### TEXT TO READ
# With school out for summer, I can watch Arrested Development with a cigar



## jakecartier3 (May 16, 2010)

Sorry for the bad quality, my cell phone camera sucks. Rocky Patel Java Maduro with the new season of Arrested Development.

Evidently the file doesn't want to attach: http://i.imgur.com/UIrzGPD.jpg


----------



## Beeman (Apr 12, 2013)

I'm kind of embarrassed to say this, but I hadn't even heard of Arrested Development until all the hype about the new 4th season. So the other night I sat out on the porch with my laptop started with season one and fired up a smoke. I have to say that was definitely the first time that I had been distracted from a smoke, I freaking love that show.


----------



## jakecartier3 (May 16, 2010)

Nothing to be embarrassed about there, just be thankful that you found it! You'll end up binge watching and chain smoking cigars because you'll be so hooked. (Might be a slight over-exaggeration.)


----------



## craig_o (Aug 9, 2010)

jakecartier3 said:


> Nothing to be embarrassed about there, just be thankful that you found it! You'll end up binge watching and chain smoking cigars because you'll be so hooked. (Might be a slight over-exaggeration.)


There's a lot of money in the banana stand...


----------



## jcorna01 (Apr 26, 2013)

Great show! I can't wait to start watching the new stuff.


----------

### DIRECTIONS
Rewrite the passage of the cigar thread above starting with "# With school" and going on through "of Arrested Development.", changing "cell phone camera" to "phone camera".

### PROVIDED MATERIAL
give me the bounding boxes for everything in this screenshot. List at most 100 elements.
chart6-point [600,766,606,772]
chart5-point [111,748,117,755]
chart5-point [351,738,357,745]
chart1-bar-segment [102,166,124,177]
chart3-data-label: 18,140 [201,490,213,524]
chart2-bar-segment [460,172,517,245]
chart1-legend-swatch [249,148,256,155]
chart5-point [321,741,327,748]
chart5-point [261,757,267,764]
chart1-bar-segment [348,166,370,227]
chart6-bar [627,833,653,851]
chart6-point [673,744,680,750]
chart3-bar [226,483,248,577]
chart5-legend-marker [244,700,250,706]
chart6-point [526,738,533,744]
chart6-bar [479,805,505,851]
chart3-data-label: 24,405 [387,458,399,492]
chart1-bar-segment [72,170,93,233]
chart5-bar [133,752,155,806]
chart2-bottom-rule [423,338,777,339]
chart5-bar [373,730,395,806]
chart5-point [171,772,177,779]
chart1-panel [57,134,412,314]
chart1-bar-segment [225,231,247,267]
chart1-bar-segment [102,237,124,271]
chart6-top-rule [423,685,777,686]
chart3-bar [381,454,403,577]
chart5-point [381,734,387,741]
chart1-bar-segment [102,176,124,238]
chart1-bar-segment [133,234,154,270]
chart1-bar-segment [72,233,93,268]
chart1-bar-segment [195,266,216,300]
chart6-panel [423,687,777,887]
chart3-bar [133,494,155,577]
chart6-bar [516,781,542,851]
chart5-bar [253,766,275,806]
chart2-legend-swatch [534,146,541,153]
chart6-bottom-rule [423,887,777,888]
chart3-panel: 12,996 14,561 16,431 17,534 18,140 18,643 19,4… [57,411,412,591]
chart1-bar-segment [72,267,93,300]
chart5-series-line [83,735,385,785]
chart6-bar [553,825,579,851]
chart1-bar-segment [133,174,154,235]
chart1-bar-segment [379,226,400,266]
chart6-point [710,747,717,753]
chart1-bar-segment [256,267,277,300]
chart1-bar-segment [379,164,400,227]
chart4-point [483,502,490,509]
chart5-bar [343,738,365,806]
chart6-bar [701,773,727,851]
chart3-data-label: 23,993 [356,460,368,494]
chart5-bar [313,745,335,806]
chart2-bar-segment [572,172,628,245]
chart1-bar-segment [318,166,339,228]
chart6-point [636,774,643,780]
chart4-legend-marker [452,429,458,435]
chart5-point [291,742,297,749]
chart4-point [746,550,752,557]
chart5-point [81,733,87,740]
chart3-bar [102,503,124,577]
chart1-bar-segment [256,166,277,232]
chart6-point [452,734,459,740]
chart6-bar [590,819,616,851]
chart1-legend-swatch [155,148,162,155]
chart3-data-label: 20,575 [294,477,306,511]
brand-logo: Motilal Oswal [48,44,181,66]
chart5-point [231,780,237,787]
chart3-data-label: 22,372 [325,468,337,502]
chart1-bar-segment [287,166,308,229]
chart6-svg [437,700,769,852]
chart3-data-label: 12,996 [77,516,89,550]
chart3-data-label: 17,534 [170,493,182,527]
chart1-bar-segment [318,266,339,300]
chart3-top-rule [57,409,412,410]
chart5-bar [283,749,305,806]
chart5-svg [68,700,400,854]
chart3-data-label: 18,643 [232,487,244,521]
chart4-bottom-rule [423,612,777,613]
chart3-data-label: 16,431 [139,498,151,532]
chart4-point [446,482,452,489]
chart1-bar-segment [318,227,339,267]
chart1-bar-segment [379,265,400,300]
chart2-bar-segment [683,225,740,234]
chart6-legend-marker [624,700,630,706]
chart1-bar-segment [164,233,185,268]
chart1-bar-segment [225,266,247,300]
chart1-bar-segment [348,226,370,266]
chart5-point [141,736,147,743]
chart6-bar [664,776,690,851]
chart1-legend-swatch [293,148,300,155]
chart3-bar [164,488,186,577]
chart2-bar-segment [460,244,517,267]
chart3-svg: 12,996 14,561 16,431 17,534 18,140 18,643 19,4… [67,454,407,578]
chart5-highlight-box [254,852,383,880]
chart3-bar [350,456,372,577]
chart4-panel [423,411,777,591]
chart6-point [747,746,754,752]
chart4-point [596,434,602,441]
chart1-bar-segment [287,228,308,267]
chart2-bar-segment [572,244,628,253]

### RESULT OF THIS EXERCISE
# With school out for summer, I can watch Arrested Development with a cigar



## jakecartier3 (May 16, 2010)

Sorry for the bad quality, my phone camera sucks. Rocky Patel Java Maduro with the new season of Arrested Development.